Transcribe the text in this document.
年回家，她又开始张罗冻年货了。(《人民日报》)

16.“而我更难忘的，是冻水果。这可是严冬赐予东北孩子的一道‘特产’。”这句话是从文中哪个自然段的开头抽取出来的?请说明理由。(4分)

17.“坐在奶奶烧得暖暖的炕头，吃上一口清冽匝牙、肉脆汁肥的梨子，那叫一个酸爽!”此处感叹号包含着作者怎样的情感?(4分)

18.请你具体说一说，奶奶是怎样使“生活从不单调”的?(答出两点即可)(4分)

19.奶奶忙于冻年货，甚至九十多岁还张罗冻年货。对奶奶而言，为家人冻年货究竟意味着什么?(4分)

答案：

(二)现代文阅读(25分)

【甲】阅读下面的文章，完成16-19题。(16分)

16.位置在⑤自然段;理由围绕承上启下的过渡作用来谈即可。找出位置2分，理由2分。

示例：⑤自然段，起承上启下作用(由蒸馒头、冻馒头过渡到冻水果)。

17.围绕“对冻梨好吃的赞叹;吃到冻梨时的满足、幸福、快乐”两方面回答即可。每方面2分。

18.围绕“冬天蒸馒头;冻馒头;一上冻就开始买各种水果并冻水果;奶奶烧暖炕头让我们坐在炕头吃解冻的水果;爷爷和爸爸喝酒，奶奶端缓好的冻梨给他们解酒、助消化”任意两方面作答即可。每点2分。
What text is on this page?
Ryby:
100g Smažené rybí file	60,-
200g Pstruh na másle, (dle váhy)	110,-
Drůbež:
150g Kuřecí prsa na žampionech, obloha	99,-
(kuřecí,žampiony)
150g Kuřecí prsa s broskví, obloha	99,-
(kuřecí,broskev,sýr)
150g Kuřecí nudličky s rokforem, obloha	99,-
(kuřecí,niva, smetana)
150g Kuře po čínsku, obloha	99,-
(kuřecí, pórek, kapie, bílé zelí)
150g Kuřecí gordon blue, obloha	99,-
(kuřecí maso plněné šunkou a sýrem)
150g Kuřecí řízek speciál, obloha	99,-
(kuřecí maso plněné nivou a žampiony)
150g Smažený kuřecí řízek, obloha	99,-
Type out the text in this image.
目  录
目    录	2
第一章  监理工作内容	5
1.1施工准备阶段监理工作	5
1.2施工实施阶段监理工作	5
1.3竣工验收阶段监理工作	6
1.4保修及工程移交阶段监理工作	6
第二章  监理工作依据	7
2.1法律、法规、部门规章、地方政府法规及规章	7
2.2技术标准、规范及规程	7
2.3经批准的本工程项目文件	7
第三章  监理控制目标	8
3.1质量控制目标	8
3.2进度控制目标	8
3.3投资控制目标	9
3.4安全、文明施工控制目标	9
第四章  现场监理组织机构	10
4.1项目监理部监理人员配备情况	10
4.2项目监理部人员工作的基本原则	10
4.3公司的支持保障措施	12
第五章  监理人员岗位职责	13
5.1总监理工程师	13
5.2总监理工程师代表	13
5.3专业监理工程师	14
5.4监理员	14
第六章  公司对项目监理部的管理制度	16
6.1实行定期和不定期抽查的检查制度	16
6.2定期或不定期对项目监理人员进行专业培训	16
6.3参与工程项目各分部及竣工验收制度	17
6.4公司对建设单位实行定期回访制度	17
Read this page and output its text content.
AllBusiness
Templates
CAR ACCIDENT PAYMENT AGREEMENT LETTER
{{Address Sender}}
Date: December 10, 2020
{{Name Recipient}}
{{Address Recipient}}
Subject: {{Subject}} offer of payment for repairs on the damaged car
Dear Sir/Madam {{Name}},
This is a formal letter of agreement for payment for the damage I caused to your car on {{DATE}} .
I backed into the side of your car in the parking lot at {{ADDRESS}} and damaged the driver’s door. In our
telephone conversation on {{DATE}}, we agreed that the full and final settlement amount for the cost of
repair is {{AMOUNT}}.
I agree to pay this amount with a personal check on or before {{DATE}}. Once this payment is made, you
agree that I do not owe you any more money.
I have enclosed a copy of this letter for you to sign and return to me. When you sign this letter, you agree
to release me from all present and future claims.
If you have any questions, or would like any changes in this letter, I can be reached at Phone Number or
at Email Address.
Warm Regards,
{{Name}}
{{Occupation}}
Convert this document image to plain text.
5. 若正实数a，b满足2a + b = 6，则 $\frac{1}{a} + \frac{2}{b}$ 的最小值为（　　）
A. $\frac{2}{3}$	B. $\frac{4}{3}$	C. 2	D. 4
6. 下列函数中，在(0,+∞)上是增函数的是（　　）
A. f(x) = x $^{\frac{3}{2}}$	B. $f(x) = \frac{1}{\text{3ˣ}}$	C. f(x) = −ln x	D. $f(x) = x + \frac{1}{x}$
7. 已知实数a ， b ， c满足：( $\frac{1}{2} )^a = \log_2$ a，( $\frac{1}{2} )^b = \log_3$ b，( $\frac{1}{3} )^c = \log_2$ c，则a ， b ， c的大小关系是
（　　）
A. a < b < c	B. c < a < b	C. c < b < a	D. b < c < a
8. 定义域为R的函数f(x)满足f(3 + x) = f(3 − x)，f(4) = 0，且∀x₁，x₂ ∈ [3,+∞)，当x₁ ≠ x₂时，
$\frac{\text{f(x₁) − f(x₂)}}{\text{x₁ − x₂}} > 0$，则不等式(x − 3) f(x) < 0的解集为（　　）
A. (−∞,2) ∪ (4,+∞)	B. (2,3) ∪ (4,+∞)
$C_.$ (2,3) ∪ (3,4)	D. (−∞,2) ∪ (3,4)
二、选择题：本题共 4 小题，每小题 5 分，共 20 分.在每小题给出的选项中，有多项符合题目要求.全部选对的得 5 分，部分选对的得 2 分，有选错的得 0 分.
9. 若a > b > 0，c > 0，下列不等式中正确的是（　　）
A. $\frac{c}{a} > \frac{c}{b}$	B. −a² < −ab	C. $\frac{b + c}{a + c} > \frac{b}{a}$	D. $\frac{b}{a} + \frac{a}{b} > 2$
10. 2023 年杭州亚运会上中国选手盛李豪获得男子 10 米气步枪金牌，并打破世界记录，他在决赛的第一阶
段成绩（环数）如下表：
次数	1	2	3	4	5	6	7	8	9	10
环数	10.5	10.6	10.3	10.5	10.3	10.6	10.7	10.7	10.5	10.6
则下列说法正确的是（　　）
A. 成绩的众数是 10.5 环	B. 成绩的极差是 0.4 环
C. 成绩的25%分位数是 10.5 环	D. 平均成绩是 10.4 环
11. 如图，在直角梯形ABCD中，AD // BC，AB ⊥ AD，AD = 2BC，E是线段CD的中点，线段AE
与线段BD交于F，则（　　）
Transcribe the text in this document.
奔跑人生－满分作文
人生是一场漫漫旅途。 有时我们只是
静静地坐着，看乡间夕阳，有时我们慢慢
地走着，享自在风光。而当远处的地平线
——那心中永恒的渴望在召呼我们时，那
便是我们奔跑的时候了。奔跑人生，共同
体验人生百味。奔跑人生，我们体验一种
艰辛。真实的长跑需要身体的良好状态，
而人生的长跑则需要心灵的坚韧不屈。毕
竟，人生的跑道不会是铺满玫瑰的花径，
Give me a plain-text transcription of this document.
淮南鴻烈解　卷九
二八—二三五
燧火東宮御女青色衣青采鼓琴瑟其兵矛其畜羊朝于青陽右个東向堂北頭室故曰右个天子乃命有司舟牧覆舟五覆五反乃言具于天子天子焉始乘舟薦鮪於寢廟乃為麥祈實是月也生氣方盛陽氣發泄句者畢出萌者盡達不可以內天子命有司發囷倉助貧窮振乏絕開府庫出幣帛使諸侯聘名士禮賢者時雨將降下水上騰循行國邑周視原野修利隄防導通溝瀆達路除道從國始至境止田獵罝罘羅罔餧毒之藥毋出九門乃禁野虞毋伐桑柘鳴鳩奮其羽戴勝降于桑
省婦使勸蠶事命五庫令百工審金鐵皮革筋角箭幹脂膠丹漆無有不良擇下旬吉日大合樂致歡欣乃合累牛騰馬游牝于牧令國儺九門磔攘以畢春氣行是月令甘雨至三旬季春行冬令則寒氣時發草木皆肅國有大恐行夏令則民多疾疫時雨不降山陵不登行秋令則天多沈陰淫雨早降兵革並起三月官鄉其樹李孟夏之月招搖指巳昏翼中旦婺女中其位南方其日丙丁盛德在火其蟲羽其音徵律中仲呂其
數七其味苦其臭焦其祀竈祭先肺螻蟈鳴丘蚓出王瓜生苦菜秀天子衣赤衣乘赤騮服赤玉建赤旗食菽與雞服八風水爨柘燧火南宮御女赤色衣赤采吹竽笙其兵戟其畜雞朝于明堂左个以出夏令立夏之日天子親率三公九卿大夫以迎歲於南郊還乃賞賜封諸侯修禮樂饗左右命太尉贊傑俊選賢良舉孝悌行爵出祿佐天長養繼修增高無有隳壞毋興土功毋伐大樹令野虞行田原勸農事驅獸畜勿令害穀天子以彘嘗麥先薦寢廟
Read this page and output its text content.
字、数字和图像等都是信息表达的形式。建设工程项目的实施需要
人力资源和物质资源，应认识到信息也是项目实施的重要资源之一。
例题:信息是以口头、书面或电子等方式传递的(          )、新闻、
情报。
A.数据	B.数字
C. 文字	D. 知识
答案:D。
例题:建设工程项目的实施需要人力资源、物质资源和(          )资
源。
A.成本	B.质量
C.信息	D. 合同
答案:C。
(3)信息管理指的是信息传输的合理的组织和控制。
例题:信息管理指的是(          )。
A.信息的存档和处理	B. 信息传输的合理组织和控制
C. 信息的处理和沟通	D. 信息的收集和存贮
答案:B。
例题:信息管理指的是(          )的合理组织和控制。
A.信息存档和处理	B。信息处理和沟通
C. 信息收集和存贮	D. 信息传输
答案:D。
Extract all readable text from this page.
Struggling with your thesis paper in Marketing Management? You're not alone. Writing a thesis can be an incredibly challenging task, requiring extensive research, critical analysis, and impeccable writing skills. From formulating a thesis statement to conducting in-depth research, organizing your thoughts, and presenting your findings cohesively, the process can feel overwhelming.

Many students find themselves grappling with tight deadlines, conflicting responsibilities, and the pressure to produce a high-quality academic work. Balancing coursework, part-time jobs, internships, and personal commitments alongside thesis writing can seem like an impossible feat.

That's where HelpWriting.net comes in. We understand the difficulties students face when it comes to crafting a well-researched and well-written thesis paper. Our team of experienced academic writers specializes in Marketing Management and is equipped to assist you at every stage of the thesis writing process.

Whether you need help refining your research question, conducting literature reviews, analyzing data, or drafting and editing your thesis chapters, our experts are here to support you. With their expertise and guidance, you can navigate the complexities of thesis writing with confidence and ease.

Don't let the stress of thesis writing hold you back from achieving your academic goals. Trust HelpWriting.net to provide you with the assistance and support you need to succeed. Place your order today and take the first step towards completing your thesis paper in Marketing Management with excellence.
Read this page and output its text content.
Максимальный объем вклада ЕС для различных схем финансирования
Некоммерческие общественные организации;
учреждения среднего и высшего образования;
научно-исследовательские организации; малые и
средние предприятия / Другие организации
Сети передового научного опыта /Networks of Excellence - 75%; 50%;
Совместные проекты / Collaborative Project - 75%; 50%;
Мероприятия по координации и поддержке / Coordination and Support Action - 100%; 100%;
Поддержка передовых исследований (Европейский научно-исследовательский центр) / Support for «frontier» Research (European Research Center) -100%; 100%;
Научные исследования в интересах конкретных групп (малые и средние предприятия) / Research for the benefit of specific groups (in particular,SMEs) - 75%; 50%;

━━━

What you need to do => Return all lines containing the word "image".

Result of the task =>
Type out the text in this image.
Convert this document image to plain text.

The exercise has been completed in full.